TASK DATA -
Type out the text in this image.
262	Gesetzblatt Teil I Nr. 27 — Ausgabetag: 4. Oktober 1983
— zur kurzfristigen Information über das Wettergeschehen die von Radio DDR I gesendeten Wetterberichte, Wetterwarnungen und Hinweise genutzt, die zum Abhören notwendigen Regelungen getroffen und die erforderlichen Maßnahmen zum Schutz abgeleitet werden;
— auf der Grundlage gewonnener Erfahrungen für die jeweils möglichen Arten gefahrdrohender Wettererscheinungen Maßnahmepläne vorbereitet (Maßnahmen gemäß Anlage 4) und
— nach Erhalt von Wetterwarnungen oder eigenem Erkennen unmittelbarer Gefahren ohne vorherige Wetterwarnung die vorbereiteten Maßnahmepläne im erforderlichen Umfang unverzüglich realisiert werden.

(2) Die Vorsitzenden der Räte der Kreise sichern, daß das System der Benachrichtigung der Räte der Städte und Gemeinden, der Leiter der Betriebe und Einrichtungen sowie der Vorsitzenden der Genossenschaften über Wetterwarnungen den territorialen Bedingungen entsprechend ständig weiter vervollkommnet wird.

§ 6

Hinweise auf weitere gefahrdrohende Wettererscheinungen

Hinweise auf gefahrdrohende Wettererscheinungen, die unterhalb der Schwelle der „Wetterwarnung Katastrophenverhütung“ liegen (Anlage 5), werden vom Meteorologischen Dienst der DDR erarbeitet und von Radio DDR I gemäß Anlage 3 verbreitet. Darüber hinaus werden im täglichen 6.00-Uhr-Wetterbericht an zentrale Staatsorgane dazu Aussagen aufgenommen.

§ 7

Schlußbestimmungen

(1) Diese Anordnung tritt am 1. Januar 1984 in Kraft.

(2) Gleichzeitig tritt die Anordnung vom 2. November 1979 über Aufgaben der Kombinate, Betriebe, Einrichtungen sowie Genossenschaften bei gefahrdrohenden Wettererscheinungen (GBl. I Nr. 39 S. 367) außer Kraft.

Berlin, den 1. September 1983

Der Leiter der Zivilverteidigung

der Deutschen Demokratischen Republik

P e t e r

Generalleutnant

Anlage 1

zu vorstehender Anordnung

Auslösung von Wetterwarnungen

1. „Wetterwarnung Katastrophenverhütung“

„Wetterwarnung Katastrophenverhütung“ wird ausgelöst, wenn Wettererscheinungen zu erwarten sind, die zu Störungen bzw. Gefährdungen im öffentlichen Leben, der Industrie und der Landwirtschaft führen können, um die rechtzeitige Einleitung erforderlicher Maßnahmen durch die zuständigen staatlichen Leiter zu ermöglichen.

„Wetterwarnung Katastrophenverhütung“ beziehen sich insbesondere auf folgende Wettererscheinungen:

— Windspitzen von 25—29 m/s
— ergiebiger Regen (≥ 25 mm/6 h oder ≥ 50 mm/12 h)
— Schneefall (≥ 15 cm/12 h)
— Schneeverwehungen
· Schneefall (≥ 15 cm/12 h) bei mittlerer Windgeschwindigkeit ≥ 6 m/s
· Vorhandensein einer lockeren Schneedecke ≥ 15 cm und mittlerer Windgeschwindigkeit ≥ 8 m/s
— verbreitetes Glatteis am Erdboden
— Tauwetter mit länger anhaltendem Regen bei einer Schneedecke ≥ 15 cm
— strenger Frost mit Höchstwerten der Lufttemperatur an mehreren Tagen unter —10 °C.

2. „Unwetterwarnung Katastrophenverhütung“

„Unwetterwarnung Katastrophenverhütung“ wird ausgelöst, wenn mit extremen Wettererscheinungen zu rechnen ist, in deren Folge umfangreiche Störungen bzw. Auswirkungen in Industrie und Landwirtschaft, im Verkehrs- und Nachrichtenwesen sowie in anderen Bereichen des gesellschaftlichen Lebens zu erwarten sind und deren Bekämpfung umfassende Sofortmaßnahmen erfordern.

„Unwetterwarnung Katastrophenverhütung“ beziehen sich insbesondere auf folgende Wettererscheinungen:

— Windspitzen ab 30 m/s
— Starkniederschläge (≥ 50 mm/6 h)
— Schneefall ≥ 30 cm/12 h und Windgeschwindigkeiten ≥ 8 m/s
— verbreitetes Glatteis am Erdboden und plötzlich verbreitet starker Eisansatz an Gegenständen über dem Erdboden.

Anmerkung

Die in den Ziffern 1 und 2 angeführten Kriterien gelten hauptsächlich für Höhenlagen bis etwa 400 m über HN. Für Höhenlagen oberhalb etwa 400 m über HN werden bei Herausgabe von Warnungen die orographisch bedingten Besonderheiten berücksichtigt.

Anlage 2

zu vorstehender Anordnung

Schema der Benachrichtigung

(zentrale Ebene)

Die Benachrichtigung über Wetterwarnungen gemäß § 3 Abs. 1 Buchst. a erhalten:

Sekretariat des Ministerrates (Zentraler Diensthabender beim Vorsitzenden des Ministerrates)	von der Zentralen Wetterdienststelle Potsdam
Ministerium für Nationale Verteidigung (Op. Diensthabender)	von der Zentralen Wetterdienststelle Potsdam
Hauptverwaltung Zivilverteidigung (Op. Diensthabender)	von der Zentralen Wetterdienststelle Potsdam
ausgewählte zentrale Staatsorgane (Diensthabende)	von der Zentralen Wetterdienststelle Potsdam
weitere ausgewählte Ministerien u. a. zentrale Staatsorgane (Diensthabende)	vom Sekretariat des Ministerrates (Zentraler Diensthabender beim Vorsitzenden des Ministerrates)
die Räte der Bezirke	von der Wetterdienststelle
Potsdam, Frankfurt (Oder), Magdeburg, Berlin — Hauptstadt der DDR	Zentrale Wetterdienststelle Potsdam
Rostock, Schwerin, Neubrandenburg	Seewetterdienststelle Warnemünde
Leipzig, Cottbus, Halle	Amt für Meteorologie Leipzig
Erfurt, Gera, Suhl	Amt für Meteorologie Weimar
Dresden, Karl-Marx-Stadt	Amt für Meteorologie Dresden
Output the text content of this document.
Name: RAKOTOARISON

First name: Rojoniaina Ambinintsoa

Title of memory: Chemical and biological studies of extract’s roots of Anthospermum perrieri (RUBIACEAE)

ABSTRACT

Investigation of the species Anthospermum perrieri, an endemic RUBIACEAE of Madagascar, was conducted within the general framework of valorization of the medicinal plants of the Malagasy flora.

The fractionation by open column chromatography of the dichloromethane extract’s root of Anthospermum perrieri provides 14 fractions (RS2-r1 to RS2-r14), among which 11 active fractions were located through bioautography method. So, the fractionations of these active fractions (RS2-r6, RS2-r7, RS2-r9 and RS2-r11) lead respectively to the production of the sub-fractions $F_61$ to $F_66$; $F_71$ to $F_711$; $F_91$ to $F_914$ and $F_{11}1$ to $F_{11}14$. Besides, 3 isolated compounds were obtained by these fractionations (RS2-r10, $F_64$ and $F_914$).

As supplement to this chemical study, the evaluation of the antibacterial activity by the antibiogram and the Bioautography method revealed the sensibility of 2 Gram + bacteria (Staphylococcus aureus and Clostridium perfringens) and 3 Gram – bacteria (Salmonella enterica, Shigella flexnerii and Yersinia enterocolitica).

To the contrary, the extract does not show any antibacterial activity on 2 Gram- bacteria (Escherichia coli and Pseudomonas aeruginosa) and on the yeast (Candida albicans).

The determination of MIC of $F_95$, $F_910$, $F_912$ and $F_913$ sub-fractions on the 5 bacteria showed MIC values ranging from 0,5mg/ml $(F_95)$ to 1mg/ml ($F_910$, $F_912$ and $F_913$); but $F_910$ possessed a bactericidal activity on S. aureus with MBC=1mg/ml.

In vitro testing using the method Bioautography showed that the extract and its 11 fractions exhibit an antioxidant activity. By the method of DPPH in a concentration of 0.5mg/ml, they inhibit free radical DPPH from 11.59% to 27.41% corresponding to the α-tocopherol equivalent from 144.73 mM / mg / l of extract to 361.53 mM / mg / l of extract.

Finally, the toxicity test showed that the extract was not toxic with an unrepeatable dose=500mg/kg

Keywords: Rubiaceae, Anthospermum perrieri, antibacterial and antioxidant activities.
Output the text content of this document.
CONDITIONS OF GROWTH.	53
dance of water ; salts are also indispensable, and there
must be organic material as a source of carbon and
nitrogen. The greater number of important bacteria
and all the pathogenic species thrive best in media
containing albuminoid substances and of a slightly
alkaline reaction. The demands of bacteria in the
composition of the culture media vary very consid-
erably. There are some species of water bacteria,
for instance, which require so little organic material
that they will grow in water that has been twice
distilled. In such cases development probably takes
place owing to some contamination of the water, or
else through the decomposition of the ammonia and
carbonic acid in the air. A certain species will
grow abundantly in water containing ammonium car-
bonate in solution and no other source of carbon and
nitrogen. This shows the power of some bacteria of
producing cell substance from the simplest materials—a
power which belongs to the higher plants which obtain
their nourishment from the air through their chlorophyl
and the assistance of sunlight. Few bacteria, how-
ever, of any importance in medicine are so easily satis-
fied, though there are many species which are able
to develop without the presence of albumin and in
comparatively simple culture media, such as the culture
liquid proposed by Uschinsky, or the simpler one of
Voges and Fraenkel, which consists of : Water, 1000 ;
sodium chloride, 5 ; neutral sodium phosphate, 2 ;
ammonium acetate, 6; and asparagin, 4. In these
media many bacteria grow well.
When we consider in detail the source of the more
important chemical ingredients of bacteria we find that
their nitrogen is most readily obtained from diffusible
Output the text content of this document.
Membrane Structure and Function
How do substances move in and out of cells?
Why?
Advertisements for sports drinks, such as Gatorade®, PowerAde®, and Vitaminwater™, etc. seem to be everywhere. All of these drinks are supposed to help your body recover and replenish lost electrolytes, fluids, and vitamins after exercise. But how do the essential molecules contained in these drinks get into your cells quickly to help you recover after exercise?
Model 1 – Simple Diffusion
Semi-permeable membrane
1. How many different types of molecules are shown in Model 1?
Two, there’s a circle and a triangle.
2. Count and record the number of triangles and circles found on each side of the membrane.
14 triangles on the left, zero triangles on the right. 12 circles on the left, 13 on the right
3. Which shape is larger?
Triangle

WHAT YOU WILL DO - Gather all lines with the string "culture" from the data.

RESULT OF THE TASK -
composition of the culture media vary very consid-
comparatively simple culture media, such as the culture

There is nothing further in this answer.